EXERCÍCIO PROPOSTO 1
Responda com base no texto sobre a maternidade divina:
(a) Em quantos grupos podem ser divididas as grandezas de Maria?
(b) Qual papa e qual bula são citados a respeito da definição da Imaculada Conceição?
(c) Em que século Nestório fazia a acusação mencionada?

TRECHO CITADO
As grandezas de Maria podem ser divididas em dois grupos. O primeiro é constituído pelas que representam sobretudo funções: maternidade divina, maternidade espiritual, mediação universal, papel de Maria no apostolado católico, realeza universal. O segundo grupo engloba as grandezas que representam privilégios concedidos a Maria em razão de suas funções, ou como consequências delas: Imaculada Conceição, virgindade, plenitude de graça etc. […]
Significado da maternidade divina
A grandeza fundamental de Maria, razão de ser de todas as outras, é a maternidade divina. De acordo com uma percepção comum, a maternidade divina não é somente a razão de ser das outras grandezas, mas também da própria existência de Maria, pois Ela foi criada especificamente para tornar-se a Mãe de Deus. Na bula Ineffabilis, o Papa Pio IX ensina, ao definir a Imaculada Conceição de Maria, que “a origem de Maria e a Encarnação da Sabedoria divina foram decididas por um único e mesmo decreto”. Assim, a maternidade divina explica tudo em Maria, e sem essa maternidade nada nela pode ser explicado.
A importância excepcional da maternidade divina torna evidente a necessidade de se entender bem o que ela significa, e deixar isso mal explicado equivale a deixar incompreendidos todos os privilégios da Virgem. Além disso, neste caso nosso espírito se encontra diante do mistério da Encarnação em toda a sua profundidade, mais do que ocorre em relação a outras grandezas de Maria. O assunto ultrapassa também a doutrina marial propriamente dita e se estende ao domínio da cristologia. […]
O título de Mãe de Deus não significa, nem jamais significou entre os fieis, aquilo de que Nestório nos acusava no século V e certos protestantes e racionalistas nos acusam ainda hoje, isto é, que consideramos Maria como mãe da divindade, ou como uma espécie de deusa como as da mitologia. Afirmamos sim que Maria é Mãe de Deus, mas não que Ela é mãe da divindade; Mãe de uma Pessoa que é Deus, e não mãe dessa Pessoa enquanto Deus.
Para entender o que significa a maternidade divina, é necessário compreender a união das naturezas divina e humana na pessoa de Jesus, tanto quanto isso seja possível no que se refere a um mistério. […]
Entre a humanidade e a divindade de Nosso Senhor Jesus Cristo existe uma união muito semelhante à do corpo com a alma, porém não idêntica.(2) A natureza divina e a humana formam um único todo, uma única pessoa, de tal modo que as ações de uma e outra podem ser atribuídas a essa pessoa, e Ele pôde dizer: “Antes que Abraão existisse, Eu sou” (Jo 8, 58); e também: “Minha alma está numa tristeza mortal” (Mt 26, 38). A pessoa a que pertencem todas as ações de Cristo é divina, pelo que todas as suas ações, mesmo aquelas praticadas pela natureza humana, tinham mérito infinito, pois eram ações de Deus. Pode-se portanto afirmar com toda realidade que Deus pregou, que Deus sofreu, que Deus morreu. Consequentemente pode-se também dizer que Deus nasceu. Acontece que a mulher da qual um ser nasce é sua mãe. Como Deus nasceu de Maria, Maria é Mãe de Deus.

DADOS FORNECIDOS
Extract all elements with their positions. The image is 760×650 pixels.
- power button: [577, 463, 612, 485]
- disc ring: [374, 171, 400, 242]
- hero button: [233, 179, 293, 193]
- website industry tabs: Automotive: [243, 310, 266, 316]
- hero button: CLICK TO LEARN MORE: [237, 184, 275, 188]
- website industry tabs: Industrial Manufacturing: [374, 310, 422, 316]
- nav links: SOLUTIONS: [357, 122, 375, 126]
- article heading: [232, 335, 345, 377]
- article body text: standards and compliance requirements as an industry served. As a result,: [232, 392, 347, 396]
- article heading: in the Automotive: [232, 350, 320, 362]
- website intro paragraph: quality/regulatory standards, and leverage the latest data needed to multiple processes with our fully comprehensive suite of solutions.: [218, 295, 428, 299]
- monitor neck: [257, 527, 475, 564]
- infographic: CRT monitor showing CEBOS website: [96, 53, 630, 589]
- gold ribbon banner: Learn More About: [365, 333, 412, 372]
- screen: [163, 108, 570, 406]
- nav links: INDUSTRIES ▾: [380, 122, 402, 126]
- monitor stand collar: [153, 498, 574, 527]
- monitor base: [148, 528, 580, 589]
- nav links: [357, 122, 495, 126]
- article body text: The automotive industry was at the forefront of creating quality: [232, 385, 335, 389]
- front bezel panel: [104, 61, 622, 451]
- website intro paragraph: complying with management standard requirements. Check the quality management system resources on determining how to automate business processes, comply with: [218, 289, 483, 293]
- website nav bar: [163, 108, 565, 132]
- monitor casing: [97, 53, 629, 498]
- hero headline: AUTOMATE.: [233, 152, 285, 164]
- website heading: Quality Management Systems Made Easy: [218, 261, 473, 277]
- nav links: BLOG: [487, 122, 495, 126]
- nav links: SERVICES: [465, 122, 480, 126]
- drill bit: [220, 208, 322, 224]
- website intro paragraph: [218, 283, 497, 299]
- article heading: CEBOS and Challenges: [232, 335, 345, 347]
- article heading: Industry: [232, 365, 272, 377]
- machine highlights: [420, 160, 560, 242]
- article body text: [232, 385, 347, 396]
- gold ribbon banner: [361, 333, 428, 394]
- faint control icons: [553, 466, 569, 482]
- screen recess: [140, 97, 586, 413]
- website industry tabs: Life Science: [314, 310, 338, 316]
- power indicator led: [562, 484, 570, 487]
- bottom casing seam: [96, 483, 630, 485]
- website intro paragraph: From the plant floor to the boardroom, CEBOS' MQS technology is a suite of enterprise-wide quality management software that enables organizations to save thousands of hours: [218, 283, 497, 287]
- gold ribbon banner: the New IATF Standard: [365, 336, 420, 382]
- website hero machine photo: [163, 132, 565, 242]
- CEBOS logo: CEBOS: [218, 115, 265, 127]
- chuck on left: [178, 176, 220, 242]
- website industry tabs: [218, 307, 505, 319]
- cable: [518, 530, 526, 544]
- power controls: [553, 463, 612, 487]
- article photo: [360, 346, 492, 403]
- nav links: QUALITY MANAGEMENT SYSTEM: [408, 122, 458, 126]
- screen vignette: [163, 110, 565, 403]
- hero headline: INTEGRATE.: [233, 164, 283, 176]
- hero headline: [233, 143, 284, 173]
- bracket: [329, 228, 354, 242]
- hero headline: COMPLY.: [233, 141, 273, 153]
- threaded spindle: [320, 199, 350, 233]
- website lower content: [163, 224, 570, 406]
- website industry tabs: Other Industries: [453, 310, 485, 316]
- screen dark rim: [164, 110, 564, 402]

EXERCÍCIO PROPOSTO 2
Mostre todas as linhas das entradas que contêm a palavra "casing", levando em conta maiúsculas e minúsculas.

RESPOSTA COMPLETA 1
(a) Em dois grupos.
(b) O Papa Pio IX, na bula Ineffabilis.
(c) No século V.

RESPOSTA COMPLETA 2
- monitor casing: [97, 53, 629, 498]
- bottom casing seam: [96, 483, 630, 485]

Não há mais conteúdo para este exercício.